(Figure content listings)
--- START ---

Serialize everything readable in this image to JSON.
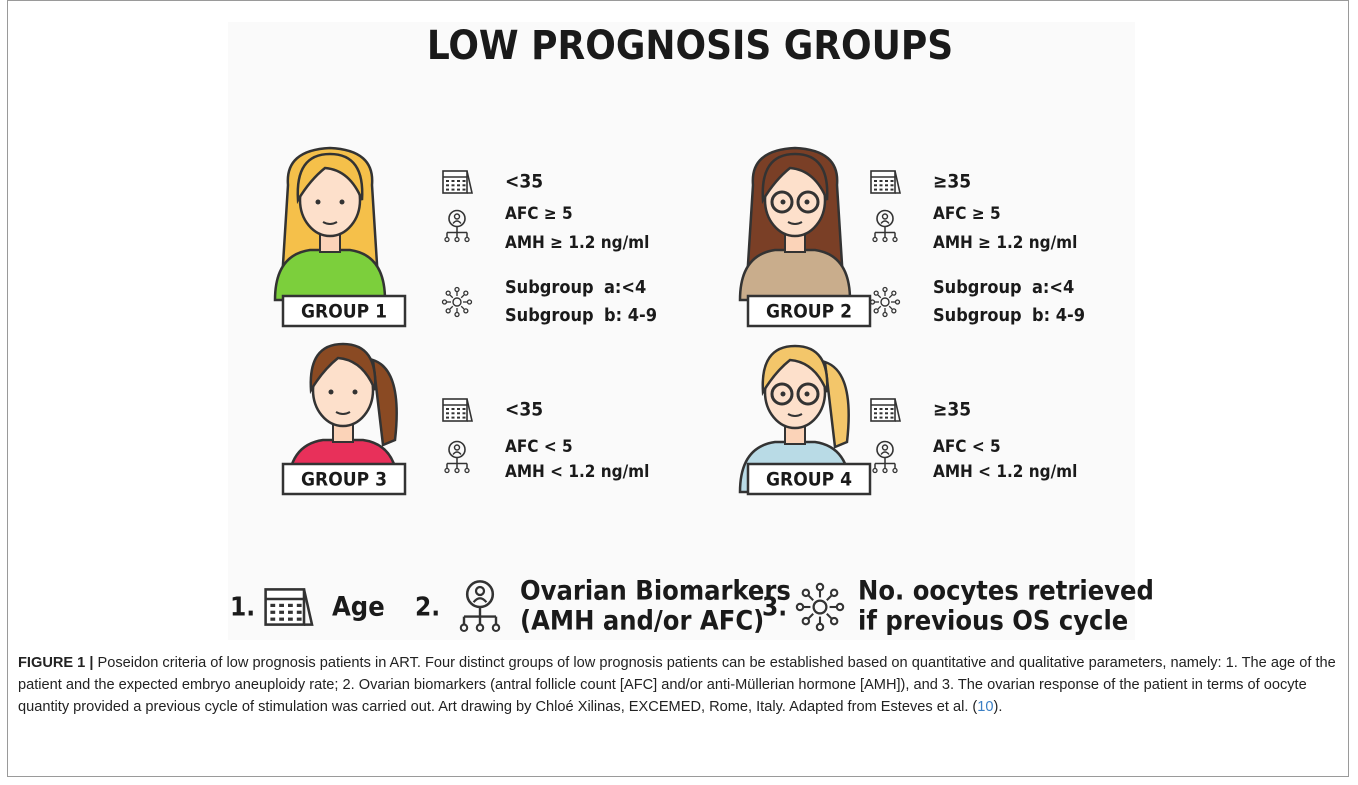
{
  "figure": {
    "title": "LOW PROGNOSIS GROUPS",
    "groups": [
      {
        "label": "GROUP 1",
        "age": "<35",
        "afc": "AFC ≥ 5",
        "amh": "AMH ≥ 1.2 ng/ml",
        "subgroups": [
          {
            "name": "Subgroup",
            "range": "a:<4"
          },
          {
            "name": "Subgroup",
            "range": "b: 4-9"
          }
        ]
      },
      {
        "label": "GROUP 2",
        "age": "≥35",
        "afc": "AFC ≥ 5",
        "amh": "AMH ≥ 1.2 ng/ml",
        "subgroups": [
          {
            "name": "Subgroup",
            "range": "a:<4"
          },
          {
            "name": "Subgroup",
            "range": "b: 4-9"
          }
        ]
      },
      {
        "label": "GROUP 3",
        "age": "<35",
        "afc": "AFC < 5",
        "amh": "AMH < 1.2 ng/ml",
        "subgroups": []
      },
      {
        "label": "GROUP 4",
        "age": "≥35",
        "afc": "AFC < 5",
        "amh": "AMH < 1.2 ng/ml",
        "subgroups": []
      }
    ],
    "legend": [
      {
        "number": "1.",
        "lines": [
          "Age"
        ]
      },
      {
        "number": "2.",
        "lines": [
          "Ovarian Biomarkers",
          "(AMH and/or AFC)"
        ]
      },
      {
        "number": "3.",
        "lines": [
          "No. oocytes retrieved",
          "if previous OS cycle"
        ]
      }
    ]
  },
  "caption": {
    "label": "FIGURE 1 |",
    "text_before": "Poseidon criteria of low prognosis patients in ART. Four distinct groups of low prognosis patients can be established based on quantitative and qualitative parameters, namely: 1. The age of the patient and the expected embryo aneuploidy rate; 2. Ovarian biomarkers (antral follicle count [AFC] and/or anti-Müllerian hormone [AMH]), and 3. The ovarian response of the patient in terms of oocyte quantity provided a previous cycle of stimulation was carried out. Art drawing by Chloé Xilinas, EXCEMED, Rome, Italy. Adapted from Esteves et al. (",
    "reference": "10",
    "text_after": ")."
  }
}
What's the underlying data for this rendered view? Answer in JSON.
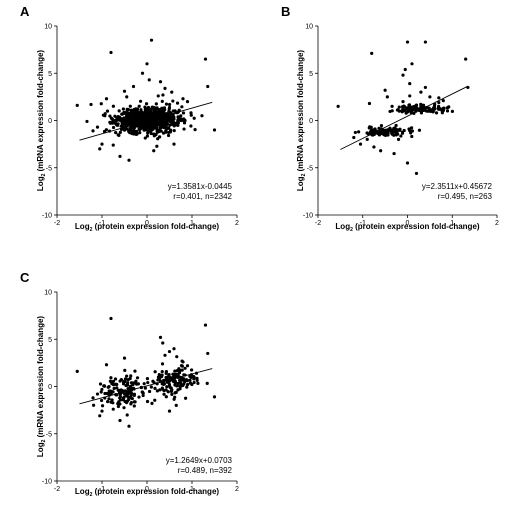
{
  "chart_data": [
    {
      "type": "scatter",
      "panel_label": "A",
      "xlabel_pre": "Log",
      "xlabel_sub": "2",
      "xlabel_post": " (protein expression fold-change)",
      "ylabel_pre": "Log",
      "ylabel_sub": "2",
      "ylabel_post": " (mRNA expression fold-change)",
      "xlim": [
        -2,
        2
      ],
      "ylim": [
        -10,
        10
      ],
      "xticks": [
        "-2",
        "-1",
        "0",
        "1",
        "2"
      ],
      "yticks": [
        "-10",
        "-5",
        "0",
        "5",
        "10"
      ],
      "stat_line1": "y=1.3581x-0.0445",
      "stat_line2": "r=0.401, n=2342",
      "regression": {
        "slope": 1.3581,
        "intercept": -0.0445,
        "x_range": [
          -1.5,
          1.45
        ]
      },
      "clusters": [
        {
          "cx": 0.0,
          "cy": 0.0,
          "sx": 0.32,
          "sy": 0.55,
          "n": 700
        },
        {
          "cx": 0.1,
          "cy": 0.3,
          "sx": 0.45,
          "sy": 0.9,
          "n": 200
        }
      ],
      "points": [
        [
          -1.55,
          1.6
        ],
        [
          -1.2,
          -1.1
        ],
        [
          -1.1,
          -0.7
        ],
        [
          -1.0,
          -2.5
        ],
        [
          -1.05,
          -3.0
        ],
        [
          -0.8,
          7.2
        ],
        [
          -0.75,
          -2.6
        ],
        [
          -0.6,
          -3.8
        ],
        [
          -0.5,
          3.1
        ],
        [
          -0.45,
          2.5
        ],
        [
          -0.4,
          -4.2
        ],
        [
          -0.3,
          3.6
        ],
        [
          0.1,
          8.5
        ],
        [
          0.0,
          6.0
        ],
        [
          -0.1,
          5.0
        ],
        [
          0.05,
          4.3
        ],
        [
          0.3,
          4.1
        ],
        [
          0.4,
          3.4
        ],
        [
          0.55,
          3.0
        ],
        [
          0.6,
          -2.5
        ],
        [
          0.8,
          2.3
        ],
        [
          1.3,
          6.5
        ],
        [
          1.35,
          3.6
        ],
        [
          1.5,
          -1.0
        ],
        [
          0.9,
          2.0
        ],
        [
          -0.9,
          2.3
        ],
        [
          0.25,
          2.6
        ],
        [
          0.15,
          -3.2
        ]
      ]
    },
    {
      "type": "scatter",
      "panel_label": "B",
      "xlabel_pre": "Log",
      "xlabel_sub": "2",
      "xlabel_post": " (protein expression fold-change)",
      "ylabel_pre": "Log",
      "ylabel_sub": "2",
      "ylabel_post": " (mRNA expression fold-change)",
      "xlim": [
        -2,
        2
      ],
      "ylim": [
        -10,
        10
      ],
      "xticks": [
        "-2",
        "-1",
        "0",
        "1",
        "2"
      ],
      "yticks": [
        "-10",
        "-5",
        "0",
        "5",
        "10"
      ],
      "stat_line1": "y=2.3511x+0.45672",
      "stat_line2": "r=0.495, n=263",
      "regression": {
        "slope": 2.3511,
        "intercept": 0.45672,
        "x_range": [
          -1.5,
          1.35
        ]
      },
      "clusters": [
        {
          "cx": -0.45,
          "cy": -1.2,
          "sx": 0.3,
          "sy": 0.25,
          "n": 100
        },
        {
          "cx": 0.35,
          "cy": 1.2,
          "sx": 0.3,
          "sy": 0.25,
          "n": 100
        }
      ],
      "points": [
        [
          -1.55,
          1.5
        ],
        [
          -1.2,
          -1.8
        ],
        [
          -1.05,
          -2.5
        ],
        [
          -0.9,
          -2.0
        ],
        [
          -0.8,
          7.1
        ],
        [
          -0.75,
          -2.8
        ],
        [
          -0.6,
          -3.2
        ],
        [
          -0.5,
          3.2
        ],
        [
          -0.45,
          2.5
        ],
        [
          -0.3,
          -3.5
        ],
        [
          -0.2,
          -2.0
        ],
        [
          -0.1,
          4.8
        ],
        [
          0.0,
          8.3
        ],
        [
          -0.05,
          5.4
        ],
        [
          0.05,
          3.9
        ],
        [
          0.1,
          6.0
        ],
        [
          0.0,
          -4.5
        ],
        [
          0.2,
          -5.6
        ],
        [
          0.4,
          8.3
        ],
        [
          0.4,
          3.5
        ],
        [
          0.5,
          2.5
        ],
        [
          0.3,
          3.0
        ],
        [
          0.7,
          2.4
        ],
        [
          0.8,
          2.1
        ],
        [
          1.3,
          6.5
        ],
        [
          1.35,
          3.5
        ],
        [
          -0.1,
          2.0
        ],
        [
          0.05,
          2.6
        ],
        [
          0.7,
          1.9
        ],
        [
          -0.85,
          1.8
        ]
      ]
    },
    {
      "type": "scatter",
      "panel_label": "C",
      "xlabel_pre": "Log",
      "xlabel_sub": "2",
      "xlabel_post": " (protein expression fold-change)",
      "ylabel_pre": "Log",
      "ylabel_sub": "2",
      "ylabel_post": " (mRNA expression fold-change)",
      "xlim": [
        -2,
        2
      ],
      "ylim": [
        -10,
        10
      ],
      "xticks": [
        "-2",
        "-1",
        "0",
        "1",
        "2"
      ],
      "yticks": [
        "-10",
        "-5",
        "0",
        "5",
        "10"
      ],
      "stat_line1": "y=1.2649x+0.0703",
      "stat_line2": "r=0.489, n=392",
      "regression": {
        "slope": 1.2649,
        "intercept": 0.0703,
        "x_range": [
          -1.5,
          1.45
        ]
      },
      "clusters": [
        {
          "cx": -0.55,
          "cy": -0.6,
          "sx": 0.25,
          "sy": 0.85,
          "n": 140
        },
        {
          "cx": 0.6,
          "cy": 0.6,
          "sx": 0.25,
          "sy": 0.85,
          "n": 140
        }
      ],
      "points": [
        [
          -1.55,
          1.6
        ],
        [
          -1.2,
          -1.2
        ],
        [
          -1.1,
          -0.8
        ],
        [
          -1.0,
          -2.6
        ],
        [
          -1.05,
          -3.1
        ],
        [
          -0.8,
          7.2
        ],
        [
          -0.75,
          -2.4
        ],
        [
          -0.6,
          -3.6
        ],
        [
          -0.5,
          3.0
        ],
        [
          -0.4,
          -4.2
        ],
        [
          -0.9,
          2.3
        ],
        [
          -0.7,
          0.8
        ],
        [
          0.3,
          5.2
        ],
        [
          0.35,
          4.6
        ],
        [
          0.4,
          3.3
        ],
        [
          0.5,
          3.7
        ],
        [
          0.6,
          4.0
        ],
        [
          0.8,
          2.6
        ],
        [
          0.9,
          2.2
        ],
        [
          1.3,
          6.5
        ],
        [
          1.35,
          3.5
        ],
        [
          1.5,
          -1.1
        ],
        [
          0.65,
          -2.0
        ],
        [
          0.5,
          -2.6
        ],
        [
          1.1,
          1.4
        ]
      ]
    }
  ]
}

--- END ---

Scan the entries above for the string "slope" and copy each line containing it.

        "slope": 1.3581,
        "slope": 2.3511,
        "slope": 1.2649,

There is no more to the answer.